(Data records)
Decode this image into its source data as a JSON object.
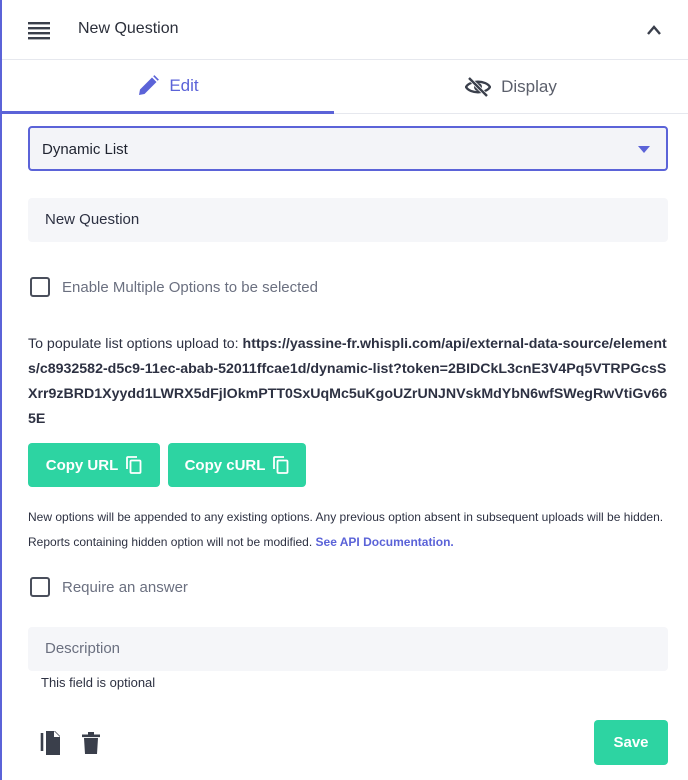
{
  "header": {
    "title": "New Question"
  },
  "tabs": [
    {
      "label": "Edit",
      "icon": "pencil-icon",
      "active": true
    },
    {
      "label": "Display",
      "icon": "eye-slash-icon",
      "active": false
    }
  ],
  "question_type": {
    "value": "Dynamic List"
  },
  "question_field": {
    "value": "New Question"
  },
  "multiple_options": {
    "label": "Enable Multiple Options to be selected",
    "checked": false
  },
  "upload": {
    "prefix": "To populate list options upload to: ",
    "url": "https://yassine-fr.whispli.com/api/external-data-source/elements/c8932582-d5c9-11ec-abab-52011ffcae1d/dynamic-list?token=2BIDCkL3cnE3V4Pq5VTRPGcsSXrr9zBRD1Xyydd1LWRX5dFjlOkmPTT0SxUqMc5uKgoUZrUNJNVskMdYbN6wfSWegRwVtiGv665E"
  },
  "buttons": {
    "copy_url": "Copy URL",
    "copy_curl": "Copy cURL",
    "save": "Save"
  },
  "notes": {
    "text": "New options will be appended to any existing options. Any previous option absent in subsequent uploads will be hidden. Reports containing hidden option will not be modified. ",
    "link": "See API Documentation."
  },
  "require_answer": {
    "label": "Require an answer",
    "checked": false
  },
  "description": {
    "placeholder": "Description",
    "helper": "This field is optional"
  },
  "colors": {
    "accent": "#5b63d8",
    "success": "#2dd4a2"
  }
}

---

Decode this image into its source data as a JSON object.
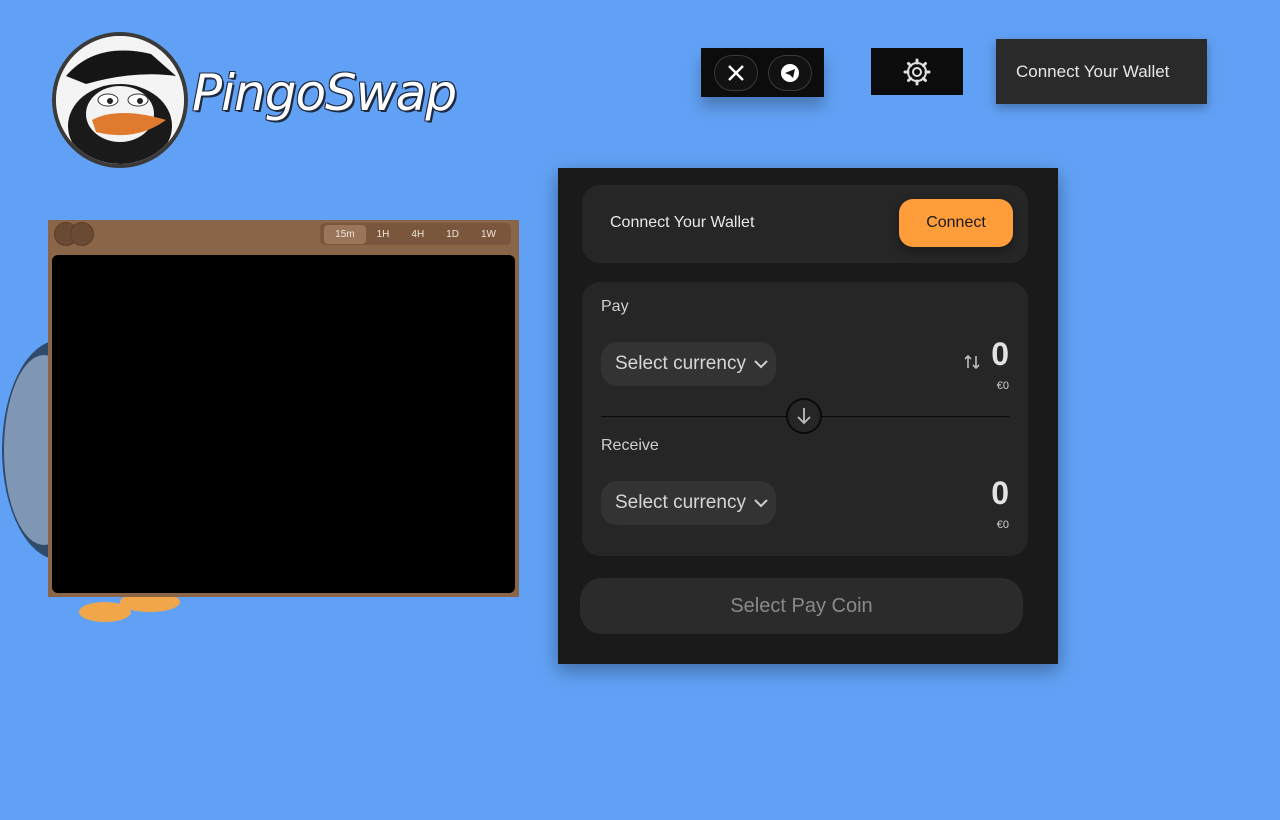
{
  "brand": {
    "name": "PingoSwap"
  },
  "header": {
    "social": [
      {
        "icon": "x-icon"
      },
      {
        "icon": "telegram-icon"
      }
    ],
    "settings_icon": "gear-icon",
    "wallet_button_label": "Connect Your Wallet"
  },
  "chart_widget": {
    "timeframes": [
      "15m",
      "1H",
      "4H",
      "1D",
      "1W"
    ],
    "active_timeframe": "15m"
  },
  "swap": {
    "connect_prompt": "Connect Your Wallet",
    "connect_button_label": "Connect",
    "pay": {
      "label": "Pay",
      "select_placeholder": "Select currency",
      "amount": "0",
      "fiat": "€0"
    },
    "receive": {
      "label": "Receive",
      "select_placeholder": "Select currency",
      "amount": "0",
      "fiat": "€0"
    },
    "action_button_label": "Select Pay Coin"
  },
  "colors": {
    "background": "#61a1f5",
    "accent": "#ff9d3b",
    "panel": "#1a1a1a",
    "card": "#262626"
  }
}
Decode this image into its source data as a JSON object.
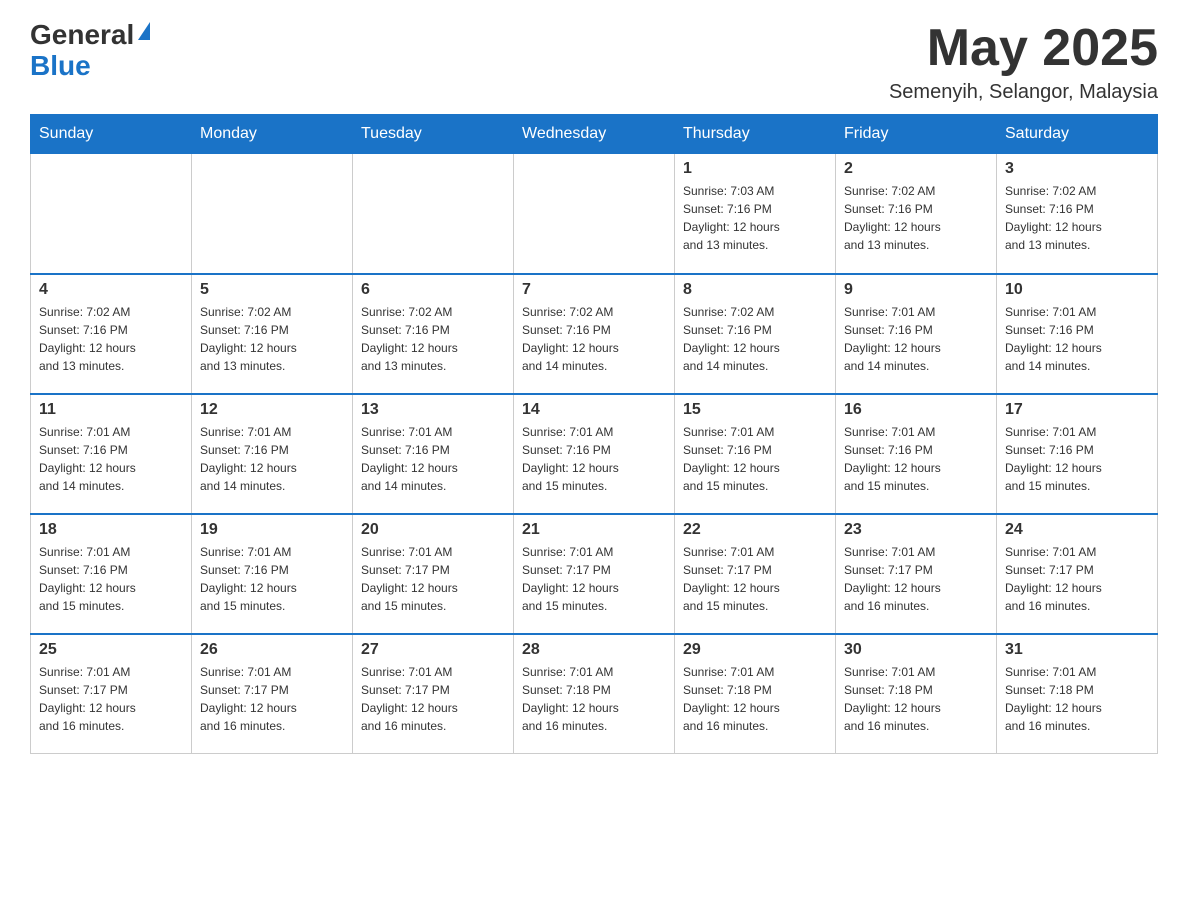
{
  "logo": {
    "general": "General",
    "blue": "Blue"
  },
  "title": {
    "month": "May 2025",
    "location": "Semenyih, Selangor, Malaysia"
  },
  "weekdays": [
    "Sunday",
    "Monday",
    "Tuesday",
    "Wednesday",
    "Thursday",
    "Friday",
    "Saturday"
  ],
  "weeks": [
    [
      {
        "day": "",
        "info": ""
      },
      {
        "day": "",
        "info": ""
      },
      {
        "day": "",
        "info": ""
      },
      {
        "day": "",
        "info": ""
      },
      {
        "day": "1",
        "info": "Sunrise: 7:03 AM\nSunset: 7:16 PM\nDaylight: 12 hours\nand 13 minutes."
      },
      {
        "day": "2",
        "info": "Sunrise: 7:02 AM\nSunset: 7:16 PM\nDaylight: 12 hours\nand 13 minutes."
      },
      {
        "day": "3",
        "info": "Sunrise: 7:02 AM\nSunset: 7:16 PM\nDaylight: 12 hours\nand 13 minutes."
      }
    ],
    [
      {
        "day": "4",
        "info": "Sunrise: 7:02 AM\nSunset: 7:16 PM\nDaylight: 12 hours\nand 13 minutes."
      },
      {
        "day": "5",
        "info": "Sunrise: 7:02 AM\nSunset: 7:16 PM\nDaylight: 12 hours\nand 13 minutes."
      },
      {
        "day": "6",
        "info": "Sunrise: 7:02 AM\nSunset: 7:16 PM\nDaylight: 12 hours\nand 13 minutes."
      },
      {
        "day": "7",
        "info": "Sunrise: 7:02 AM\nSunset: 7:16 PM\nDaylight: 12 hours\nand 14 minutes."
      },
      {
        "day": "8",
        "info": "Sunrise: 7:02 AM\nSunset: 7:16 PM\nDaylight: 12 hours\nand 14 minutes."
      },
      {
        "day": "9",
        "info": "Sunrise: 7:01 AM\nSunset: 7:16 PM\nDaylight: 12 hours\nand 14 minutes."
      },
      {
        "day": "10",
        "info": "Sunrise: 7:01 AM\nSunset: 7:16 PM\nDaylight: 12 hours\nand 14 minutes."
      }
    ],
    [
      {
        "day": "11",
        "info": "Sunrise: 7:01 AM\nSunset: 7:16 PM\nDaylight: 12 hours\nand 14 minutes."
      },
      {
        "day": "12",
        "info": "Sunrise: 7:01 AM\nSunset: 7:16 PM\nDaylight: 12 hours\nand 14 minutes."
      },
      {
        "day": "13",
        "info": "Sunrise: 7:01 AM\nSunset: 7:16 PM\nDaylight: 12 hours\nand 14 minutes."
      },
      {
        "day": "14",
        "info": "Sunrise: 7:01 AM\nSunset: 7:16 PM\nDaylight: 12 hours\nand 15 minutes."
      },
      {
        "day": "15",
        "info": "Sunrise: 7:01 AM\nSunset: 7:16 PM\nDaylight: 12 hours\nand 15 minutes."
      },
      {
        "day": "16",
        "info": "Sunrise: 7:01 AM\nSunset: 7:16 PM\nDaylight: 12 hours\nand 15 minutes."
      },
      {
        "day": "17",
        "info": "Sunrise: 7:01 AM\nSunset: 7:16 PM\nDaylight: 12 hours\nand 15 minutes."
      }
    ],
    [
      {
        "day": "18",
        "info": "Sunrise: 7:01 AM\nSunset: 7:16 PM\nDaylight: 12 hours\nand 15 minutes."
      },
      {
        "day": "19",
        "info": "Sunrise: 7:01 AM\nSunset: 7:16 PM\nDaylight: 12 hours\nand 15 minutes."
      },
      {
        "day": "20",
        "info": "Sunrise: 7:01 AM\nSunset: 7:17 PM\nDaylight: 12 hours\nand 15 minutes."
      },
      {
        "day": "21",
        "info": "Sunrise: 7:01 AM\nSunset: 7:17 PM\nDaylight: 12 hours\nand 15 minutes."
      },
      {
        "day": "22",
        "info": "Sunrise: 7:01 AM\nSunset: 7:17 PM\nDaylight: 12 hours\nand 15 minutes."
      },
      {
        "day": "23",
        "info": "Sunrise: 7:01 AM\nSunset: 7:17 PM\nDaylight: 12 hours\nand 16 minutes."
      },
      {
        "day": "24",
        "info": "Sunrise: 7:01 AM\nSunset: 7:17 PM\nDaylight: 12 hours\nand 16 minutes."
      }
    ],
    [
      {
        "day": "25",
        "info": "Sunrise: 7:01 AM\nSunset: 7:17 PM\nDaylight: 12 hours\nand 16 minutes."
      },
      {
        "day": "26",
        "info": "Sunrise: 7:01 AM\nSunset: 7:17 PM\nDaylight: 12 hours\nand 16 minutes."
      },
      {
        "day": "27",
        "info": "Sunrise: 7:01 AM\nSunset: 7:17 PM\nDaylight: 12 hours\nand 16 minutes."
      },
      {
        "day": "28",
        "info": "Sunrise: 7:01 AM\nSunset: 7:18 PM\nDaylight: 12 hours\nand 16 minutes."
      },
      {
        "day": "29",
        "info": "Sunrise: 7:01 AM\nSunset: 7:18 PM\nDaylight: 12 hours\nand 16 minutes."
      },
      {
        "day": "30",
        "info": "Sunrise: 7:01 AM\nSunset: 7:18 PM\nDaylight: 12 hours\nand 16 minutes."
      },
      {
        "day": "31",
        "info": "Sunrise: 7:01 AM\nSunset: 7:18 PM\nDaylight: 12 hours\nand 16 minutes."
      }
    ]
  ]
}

...

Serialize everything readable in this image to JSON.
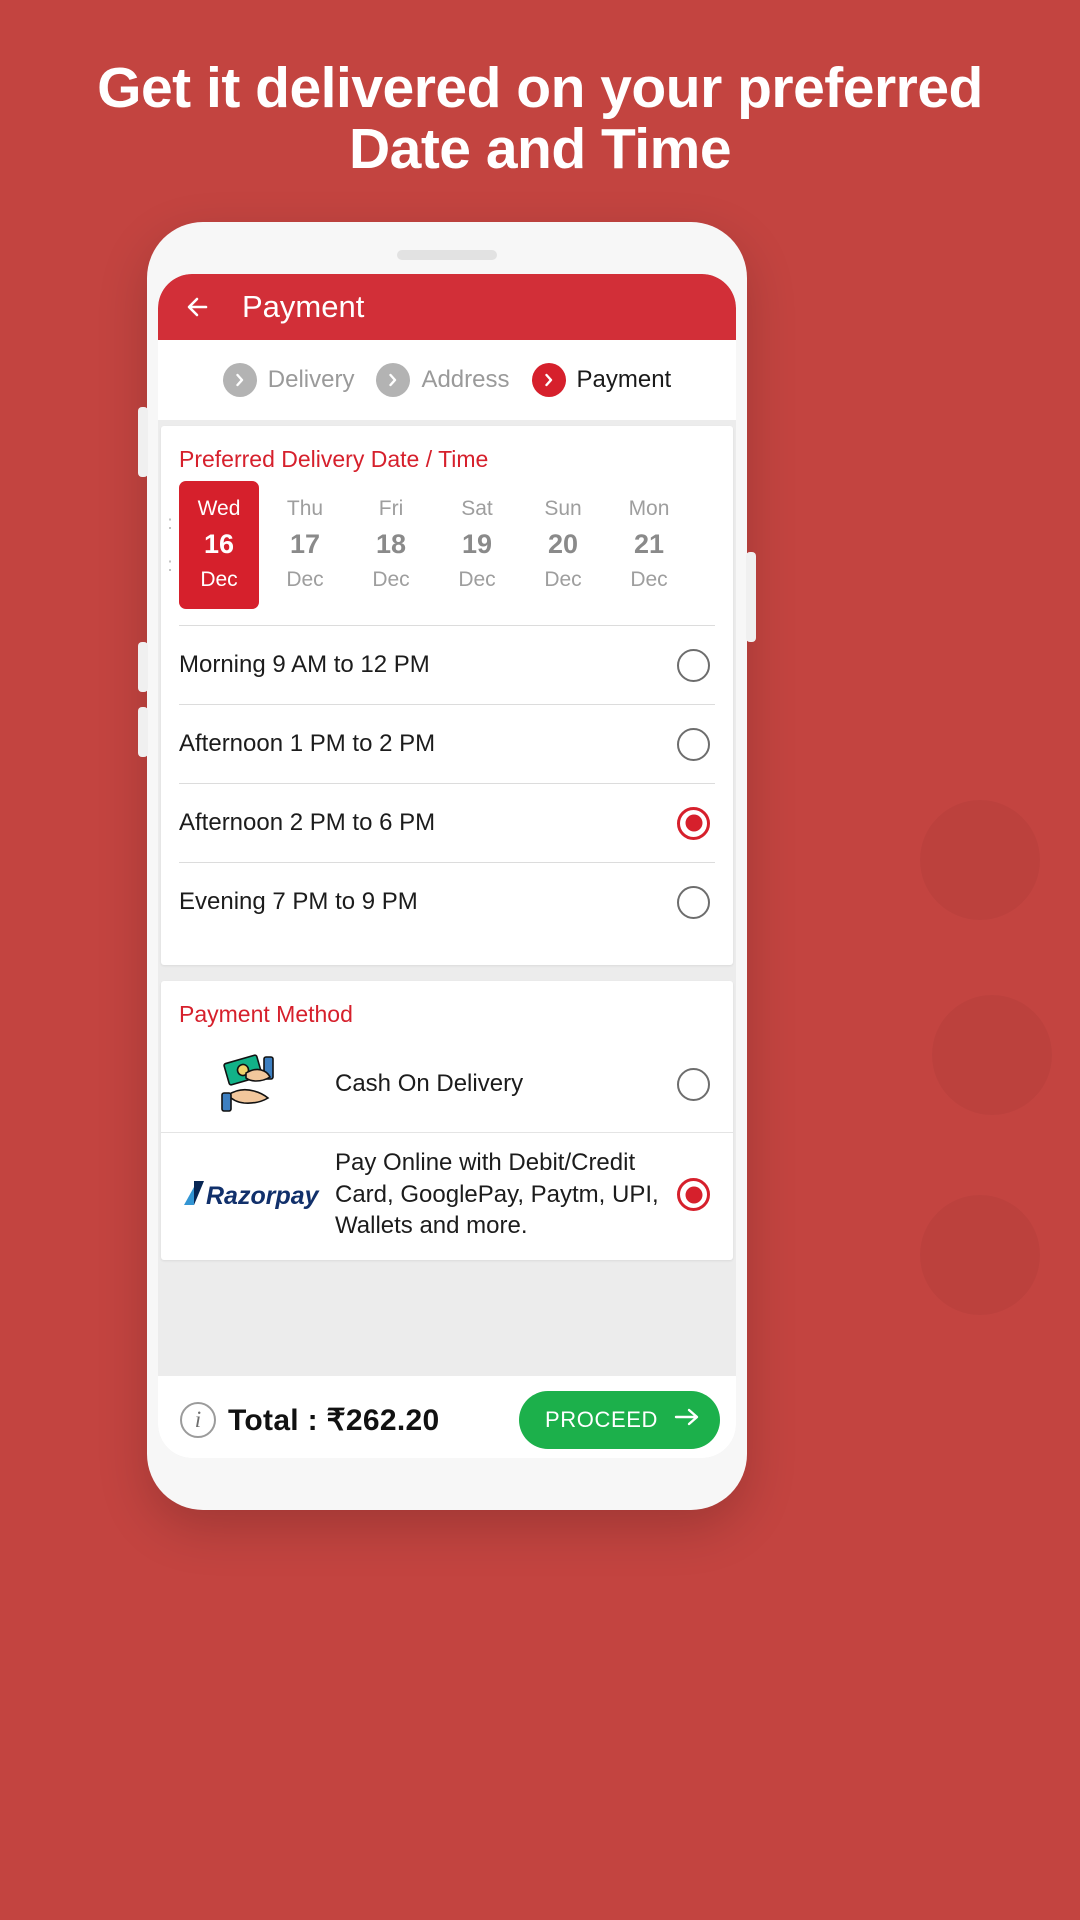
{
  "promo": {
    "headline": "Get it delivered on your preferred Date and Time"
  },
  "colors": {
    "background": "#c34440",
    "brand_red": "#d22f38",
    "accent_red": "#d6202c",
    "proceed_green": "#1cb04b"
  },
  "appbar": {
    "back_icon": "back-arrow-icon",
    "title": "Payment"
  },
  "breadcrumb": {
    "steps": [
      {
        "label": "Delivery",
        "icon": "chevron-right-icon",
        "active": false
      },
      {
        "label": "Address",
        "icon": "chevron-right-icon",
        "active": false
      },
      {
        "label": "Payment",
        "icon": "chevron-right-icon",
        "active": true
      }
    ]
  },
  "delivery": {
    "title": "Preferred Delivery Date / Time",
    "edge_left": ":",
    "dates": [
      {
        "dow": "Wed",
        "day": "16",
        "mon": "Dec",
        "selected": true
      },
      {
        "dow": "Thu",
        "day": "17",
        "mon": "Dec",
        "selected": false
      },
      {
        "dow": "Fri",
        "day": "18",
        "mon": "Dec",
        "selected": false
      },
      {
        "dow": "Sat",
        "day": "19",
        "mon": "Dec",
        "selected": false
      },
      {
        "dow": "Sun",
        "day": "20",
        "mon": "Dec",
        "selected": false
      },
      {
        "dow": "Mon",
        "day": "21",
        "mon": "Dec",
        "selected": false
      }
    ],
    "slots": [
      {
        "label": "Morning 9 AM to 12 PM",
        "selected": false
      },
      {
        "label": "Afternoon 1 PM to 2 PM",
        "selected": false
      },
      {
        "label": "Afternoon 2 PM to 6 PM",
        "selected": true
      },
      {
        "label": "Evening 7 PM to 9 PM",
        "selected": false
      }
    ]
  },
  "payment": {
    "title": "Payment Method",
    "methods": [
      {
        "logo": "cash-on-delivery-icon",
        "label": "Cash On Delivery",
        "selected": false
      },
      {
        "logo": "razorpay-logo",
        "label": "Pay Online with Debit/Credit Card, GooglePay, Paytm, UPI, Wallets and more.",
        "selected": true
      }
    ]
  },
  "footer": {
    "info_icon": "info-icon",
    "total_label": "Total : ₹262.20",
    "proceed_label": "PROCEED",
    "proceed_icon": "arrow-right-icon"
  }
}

• _Goal_
Wherever the string "Copy" appears in the entries above, list that line.

• _Answer to the task_
    "copy_url": "Copy URL",
    "copy_curl": "Copy cURL",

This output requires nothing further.